**Task brief:** Note each line of the listing that contains the string "this", and copy it.

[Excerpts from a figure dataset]
================
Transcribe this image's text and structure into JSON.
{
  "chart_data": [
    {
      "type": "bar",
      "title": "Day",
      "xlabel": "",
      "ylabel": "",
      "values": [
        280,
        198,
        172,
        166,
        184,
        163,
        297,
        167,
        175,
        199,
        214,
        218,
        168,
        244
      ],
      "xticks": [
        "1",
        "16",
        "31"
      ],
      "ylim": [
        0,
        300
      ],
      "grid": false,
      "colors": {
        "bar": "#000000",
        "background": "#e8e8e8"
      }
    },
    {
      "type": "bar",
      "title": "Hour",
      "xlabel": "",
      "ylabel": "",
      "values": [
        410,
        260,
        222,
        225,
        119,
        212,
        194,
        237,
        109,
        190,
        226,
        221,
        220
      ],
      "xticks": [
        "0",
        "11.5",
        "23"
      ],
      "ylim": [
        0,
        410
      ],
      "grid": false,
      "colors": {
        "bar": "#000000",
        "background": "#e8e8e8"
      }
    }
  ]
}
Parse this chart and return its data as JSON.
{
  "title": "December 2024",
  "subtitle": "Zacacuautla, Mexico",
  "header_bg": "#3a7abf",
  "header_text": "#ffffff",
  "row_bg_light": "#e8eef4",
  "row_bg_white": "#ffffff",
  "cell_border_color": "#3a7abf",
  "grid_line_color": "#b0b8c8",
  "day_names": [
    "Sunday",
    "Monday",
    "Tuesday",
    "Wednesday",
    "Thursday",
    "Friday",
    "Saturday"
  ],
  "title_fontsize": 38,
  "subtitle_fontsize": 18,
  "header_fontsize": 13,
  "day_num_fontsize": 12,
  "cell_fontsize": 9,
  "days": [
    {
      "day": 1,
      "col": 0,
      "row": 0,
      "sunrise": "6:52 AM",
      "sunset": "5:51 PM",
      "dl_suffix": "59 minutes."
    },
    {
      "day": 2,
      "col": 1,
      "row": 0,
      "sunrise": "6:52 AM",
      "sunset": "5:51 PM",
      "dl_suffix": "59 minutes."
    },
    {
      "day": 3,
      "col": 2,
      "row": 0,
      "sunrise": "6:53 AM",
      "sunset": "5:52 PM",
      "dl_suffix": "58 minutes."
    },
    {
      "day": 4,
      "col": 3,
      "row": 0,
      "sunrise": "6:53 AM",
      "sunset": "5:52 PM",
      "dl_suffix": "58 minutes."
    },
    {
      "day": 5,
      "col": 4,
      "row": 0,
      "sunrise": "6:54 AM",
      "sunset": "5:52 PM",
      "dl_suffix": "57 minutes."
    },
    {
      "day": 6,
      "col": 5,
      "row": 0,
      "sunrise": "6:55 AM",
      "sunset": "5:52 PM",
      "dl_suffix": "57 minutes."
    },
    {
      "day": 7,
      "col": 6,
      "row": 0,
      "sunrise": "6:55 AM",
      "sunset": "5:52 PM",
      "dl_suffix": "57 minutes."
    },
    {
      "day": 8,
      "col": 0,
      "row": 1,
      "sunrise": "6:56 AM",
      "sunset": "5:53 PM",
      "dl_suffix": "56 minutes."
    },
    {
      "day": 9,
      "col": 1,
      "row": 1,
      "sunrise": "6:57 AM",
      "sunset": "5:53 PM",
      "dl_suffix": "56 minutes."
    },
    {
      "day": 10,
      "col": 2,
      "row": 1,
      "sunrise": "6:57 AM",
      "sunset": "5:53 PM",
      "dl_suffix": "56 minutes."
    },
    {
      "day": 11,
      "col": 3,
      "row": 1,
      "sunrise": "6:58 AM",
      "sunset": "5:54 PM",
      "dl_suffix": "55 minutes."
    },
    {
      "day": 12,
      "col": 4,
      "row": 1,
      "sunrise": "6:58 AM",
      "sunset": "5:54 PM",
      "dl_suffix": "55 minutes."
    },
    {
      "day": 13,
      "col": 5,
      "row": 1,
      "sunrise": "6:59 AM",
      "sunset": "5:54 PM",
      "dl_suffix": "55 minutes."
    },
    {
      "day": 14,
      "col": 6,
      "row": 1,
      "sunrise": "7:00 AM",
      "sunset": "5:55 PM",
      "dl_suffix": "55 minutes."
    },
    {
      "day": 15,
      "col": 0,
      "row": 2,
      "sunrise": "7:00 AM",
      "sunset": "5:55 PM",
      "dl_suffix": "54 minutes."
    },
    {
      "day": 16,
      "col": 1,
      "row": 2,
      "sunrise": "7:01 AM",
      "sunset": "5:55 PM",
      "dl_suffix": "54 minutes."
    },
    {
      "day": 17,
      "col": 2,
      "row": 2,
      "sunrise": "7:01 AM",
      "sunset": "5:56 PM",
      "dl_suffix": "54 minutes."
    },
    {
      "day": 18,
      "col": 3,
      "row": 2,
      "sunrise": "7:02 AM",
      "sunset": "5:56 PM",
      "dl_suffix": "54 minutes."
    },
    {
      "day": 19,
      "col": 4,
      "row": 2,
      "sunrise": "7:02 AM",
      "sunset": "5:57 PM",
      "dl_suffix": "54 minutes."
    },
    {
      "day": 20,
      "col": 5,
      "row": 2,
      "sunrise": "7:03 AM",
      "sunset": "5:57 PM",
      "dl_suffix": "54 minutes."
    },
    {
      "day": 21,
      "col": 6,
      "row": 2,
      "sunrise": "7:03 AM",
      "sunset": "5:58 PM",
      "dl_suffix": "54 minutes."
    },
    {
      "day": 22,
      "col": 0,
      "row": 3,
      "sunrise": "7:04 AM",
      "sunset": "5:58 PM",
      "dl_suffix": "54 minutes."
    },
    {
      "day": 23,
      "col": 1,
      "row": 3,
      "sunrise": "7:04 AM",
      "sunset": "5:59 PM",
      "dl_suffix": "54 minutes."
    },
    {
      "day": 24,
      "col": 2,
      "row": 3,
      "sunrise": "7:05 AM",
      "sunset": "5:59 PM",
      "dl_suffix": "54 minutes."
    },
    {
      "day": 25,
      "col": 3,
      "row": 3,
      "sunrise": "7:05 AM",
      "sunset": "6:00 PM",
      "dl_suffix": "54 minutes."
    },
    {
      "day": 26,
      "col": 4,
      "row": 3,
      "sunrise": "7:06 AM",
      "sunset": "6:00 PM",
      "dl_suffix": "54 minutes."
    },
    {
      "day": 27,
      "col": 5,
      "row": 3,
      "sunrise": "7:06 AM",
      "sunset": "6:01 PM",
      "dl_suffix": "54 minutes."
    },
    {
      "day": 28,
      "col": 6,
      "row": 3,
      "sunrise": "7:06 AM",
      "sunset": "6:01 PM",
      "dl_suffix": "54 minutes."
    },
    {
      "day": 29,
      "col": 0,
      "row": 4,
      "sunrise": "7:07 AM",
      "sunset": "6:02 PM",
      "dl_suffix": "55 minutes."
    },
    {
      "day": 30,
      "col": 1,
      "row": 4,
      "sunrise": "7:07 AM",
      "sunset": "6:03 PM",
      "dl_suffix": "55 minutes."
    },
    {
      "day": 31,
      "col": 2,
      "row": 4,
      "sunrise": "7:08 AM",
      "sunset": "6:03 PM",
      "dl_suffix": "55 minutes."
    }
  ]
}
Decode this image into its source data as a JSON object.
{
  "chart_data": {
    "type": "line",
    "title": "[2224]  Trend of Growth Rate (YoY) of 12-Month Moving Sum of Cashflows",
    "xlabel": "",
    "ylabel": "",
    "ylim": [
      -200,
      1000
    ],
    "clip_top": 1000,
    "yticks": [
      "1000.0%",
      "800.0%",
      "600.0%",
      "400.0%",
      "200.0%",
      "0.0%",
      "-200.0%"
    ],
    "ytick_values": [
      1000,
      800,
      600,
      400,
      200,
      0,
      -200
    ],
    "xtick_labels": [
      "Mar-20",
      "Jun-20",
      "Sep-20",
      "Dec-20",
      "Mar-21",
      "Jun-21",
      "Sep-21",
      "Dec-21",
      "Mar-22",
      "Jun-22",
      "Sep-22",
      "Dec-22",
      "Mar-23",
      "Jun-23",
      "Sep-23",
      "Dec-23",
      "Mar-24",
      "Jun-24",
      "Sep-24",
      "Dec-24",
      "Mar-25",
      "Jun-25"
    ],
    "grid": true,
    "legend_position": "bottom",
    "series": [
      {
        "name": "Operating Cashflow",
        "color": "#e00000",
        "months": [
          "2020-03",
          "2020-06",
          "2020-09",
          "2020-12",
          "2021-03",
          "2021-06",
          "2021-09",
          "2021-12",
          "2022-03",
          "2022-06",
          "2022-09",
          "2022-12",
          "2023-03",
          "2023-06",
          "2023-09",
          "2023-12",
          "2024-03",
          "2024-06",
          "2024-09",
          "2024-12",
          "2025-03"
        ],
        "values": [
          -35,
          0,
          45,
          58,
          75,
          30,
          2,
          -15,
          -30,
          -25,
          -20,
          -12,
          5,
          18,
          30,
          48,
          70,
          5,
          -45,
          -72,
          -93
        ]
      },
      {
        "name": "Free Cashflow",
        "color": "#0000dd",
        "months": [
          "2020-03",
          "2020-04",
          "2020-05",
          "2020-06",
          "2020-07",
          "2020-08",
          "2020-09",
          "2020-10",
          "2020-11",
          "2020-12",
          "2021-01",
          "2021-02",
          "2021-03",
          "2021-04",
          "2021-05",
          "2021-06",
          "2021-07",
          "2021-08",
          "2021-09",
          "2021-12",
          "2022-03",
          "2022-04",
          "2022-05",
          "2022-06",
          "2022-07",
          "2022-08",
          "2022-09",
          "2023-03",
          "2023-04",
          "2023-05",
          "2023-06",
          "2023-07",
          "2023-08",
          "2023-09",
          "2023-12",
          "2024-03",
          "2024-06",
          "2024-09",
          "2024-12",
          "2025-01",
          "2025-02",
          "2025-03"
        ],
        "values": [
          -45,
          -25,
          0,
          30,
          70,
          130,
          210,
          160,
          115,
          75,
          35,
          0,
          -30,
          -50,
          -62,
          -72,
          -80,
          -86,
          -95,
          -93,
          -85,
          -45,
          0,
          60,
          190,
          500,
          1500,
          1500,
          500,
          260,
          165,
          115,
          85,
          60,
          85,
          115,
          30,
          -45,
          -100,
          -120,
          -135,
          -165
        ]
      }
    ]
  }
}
================
**The output:**
Transcribe this image's text and structure into JSON.
Parse this chart and return its data as JSON.
Decode this image into its source data as a JSON object.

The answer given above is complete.